# [SET TASK]
Your copy should contain exactly the lines from the one that holds "What does this" through the end of the material, reproduced as written, with no pictures.

################

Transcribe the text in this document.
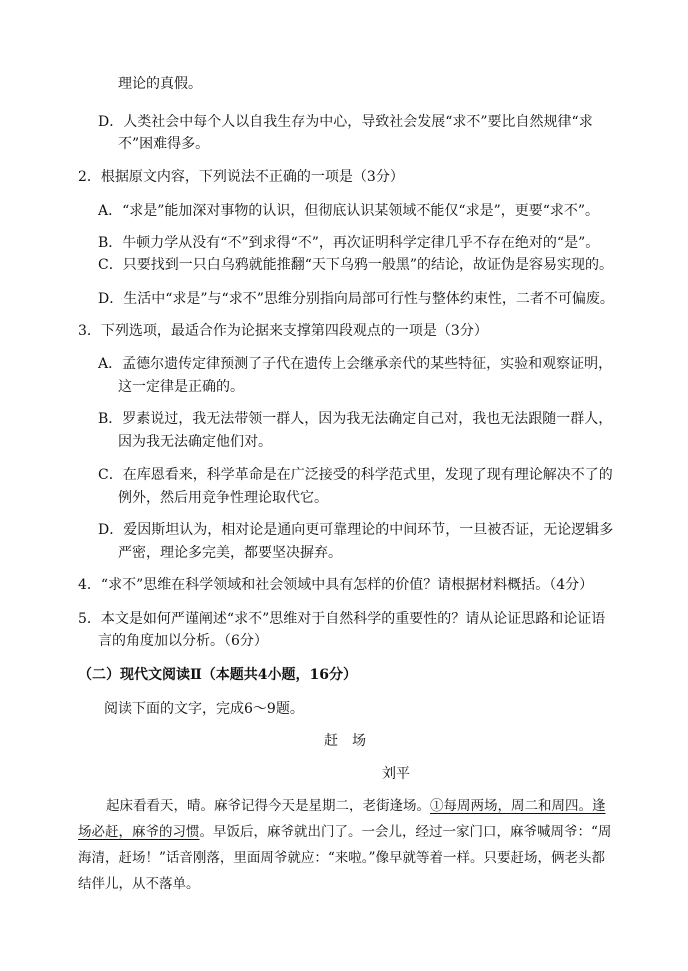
理论的真假。
D．人类社会中每个人以自我生存为中心，导致社会发展“求不”要比自然规律“求
不”困难得多。
2．根据原文内容，下列说法不正确的一项是（3分）
A．“求是”能加深对事物的认识，但彻底认识某领域不能仅“求是”，更要“求不”。
B．牛顿力学从没有“不”到求得“不”，再次证明科学定律几乎不存在绝对的“是”。
C．只要找到一只白乌鸦就能推翻“天下乌鸦一般黑”的结论，故证伪是容易实现的。
D．生活中“求是”与“求不”思维分别指向局部可行性与整体约束性，二者不可偏废。
3．下列选项，最适合作为论据来支撑第四段观点的一项是（3分）
A．孟德尔遗传定律预测了子代在遗传上会继承亲代的某些特征，实验和观察证明，
这一定律是正确的。
B．罗素说过，我无法带领一群人，因为我无法确定自己对，我也无法跟随一群人，
因为我无法确定他们对。
C．在库恩看来，科学革命是在广泛接受的科学范式里，发现了现有理论解决不了的
例外，然后用竞争性理论取代它。
D．爱因斯坦认为，相对论是通向更可靠理论的中间环节，一旦被否证，无论逻辑多
严密，理论多完美，都要坚决摒弃。
4．“求不”思维在科学领域和社会领域中具有怎样的价值？请根据材料概括。（4分）
5．本文是如何严谨阐述“求不”思维对于自然科学的重要性的？请从论证思路和论证语
言的角度加以分析。（6分）
（二）现代文阅读Ⅱ（本题共4小题，16分）
阅读下面的文字，完成6～9题。
赶场
刘平
起床看看天，晴。麻爷记得今天是星期二，老街逢场。①每周两场，周二和周四。逢场必赶，麻爷的习惯。早饭后，麻爷就出门了。一会儿，经过一家门口，麻爷喊周爷：“周海清，赶场！”话音刚落，里面周爷就应：“来啦。”像早就等着一样。只要赶场，俩老头都结伴儿，从不落单。
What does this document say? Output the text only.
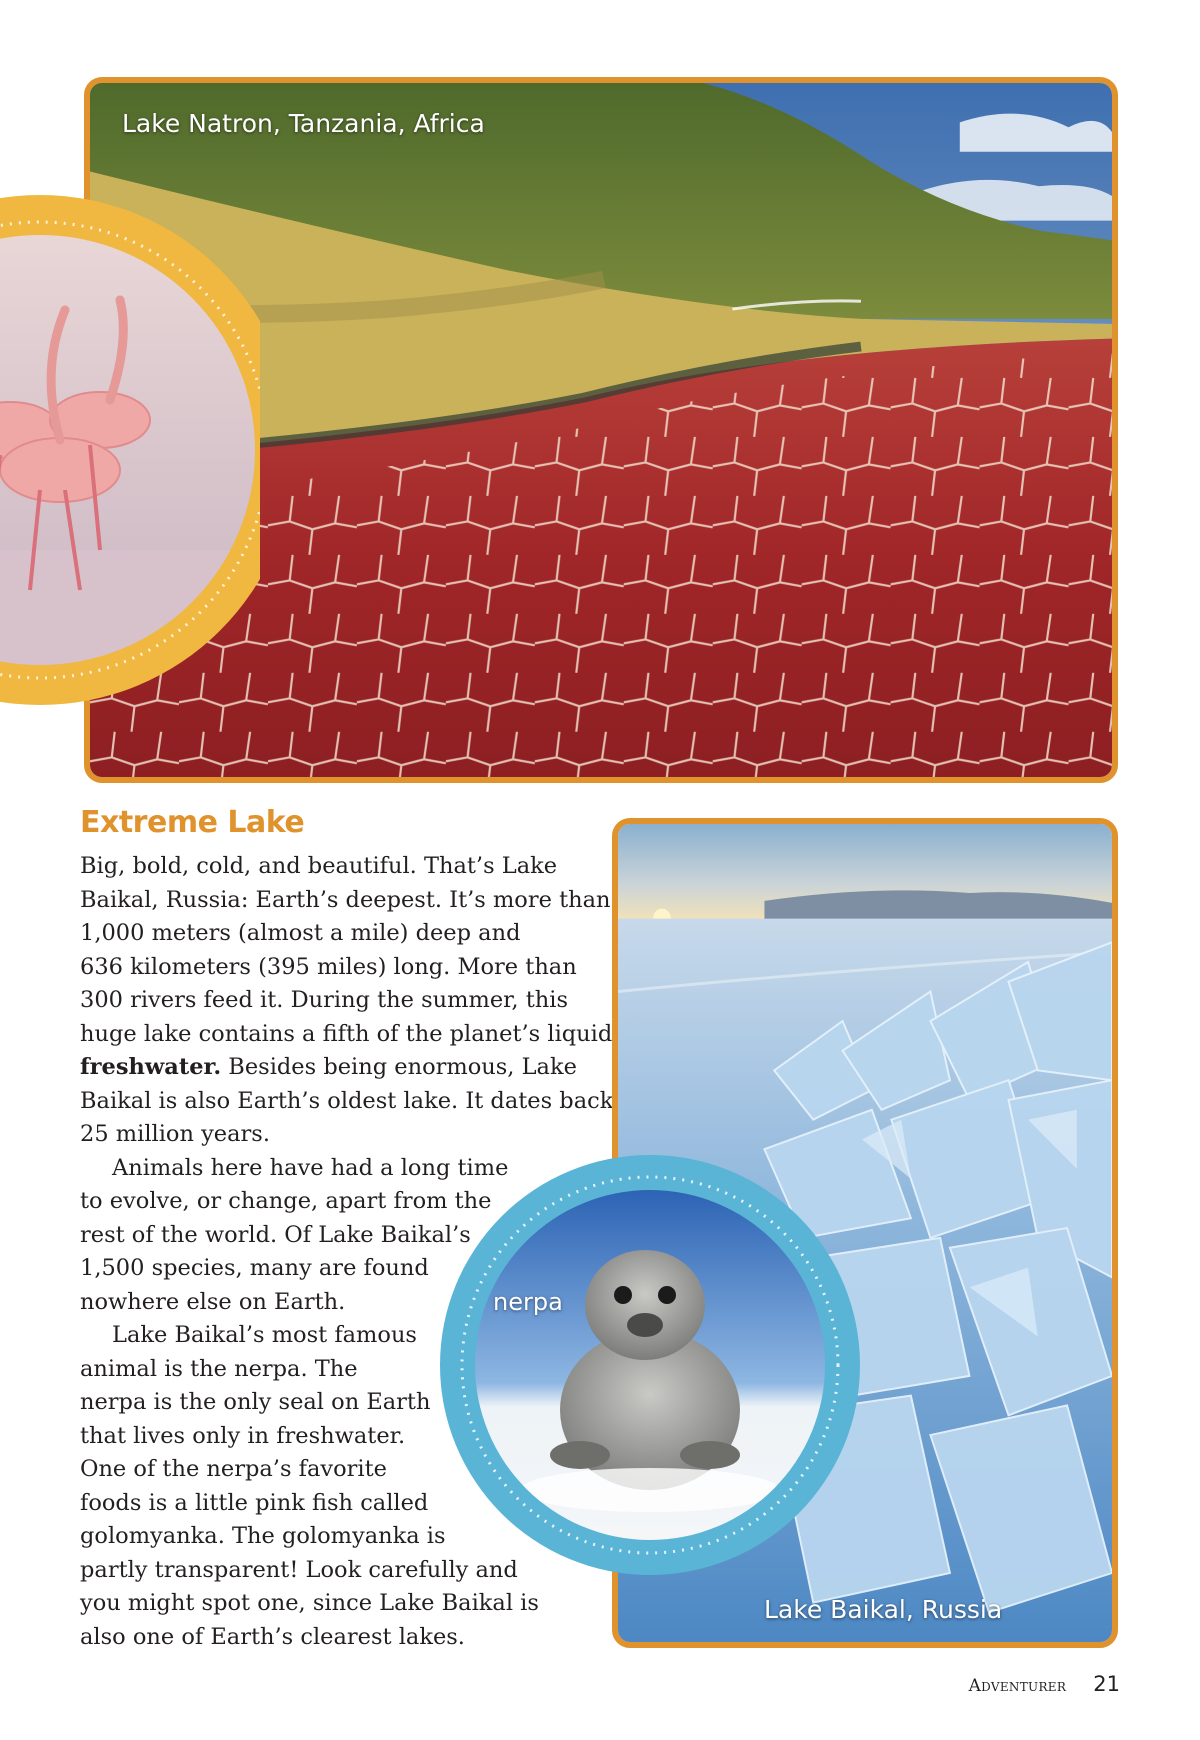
Lake Natron, Tanzania, Africa
Extreme Lake
Big, bold, cold, and beautiful. That’s Lake
Baikal, Russia: Earth’s deepest. It’s more than
1,000 meters (almost a mile) deep and
636 kilometers (395 miles) long. More than
300 rivers feed it. During the summer, this
huge lake contains a fifth of the planet’s liquid
freshwater. Besides being enormous, Lake
Baikal is also Earth’s oldest lake. It dates back
25 million years.
Animals here have had a long time
to evolve, or change, apart from the
rest of the world. Of Lake Baikal’s
1,500 species, many are found
nowhere else on Earth.
Lake Baikal’s most famous
animal is the nerpa. The
nerpa is the only seal on Earth
that lives only in freshwater.
One of the nerpa’s favorite
foods is a little pink fish called
golomyanka. The golomyanka is
partly transparent! Look carefully and
you might spot one, since Lake Baikal is
also one of Earth’s clearest lakes.
Lake Baikal, Russia
nerpa
Adventurer 21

################

# [WRITTEN RESPONSE]
What does this document say? Output the text only.
Lake Natron, Tanzania, Africa
Extreme Lake
Big, bold, cold, and beautiful. That’s Lake
Baikal, Russia: Earth’s deepest. It’s more than
1,000 meters (almost a mile) deep and
636 kilometers (395 miles) long. More than
300 rivers feed it. During the summer, this
huge lake contains a fifth of the planet’s liquid
freshwater. Besides being enormous, Lake
Baikal is also Earth’s oldest lake. It dates back
25 million years.
Animals here have had a long time
to evolve, or change, apart from the
rest of the world. Of Lake Baikal’s
1,500 species, many are found
nowhere else on Earth.
Lake Baikal’s most famous
animal is the nerpa. The
nerpa is the only seal on Earth
that lives only in freshwater.
One of the nerpa’s favorite
foods is a little pink fish called
golomyanka. The golomyanka is
partly transparent! Look carefully and
you might spot one, since Lake Baikal is
also one of Earth’s clearest lakes.
Lake Baikal, Russia
nerpa
Adventurer 21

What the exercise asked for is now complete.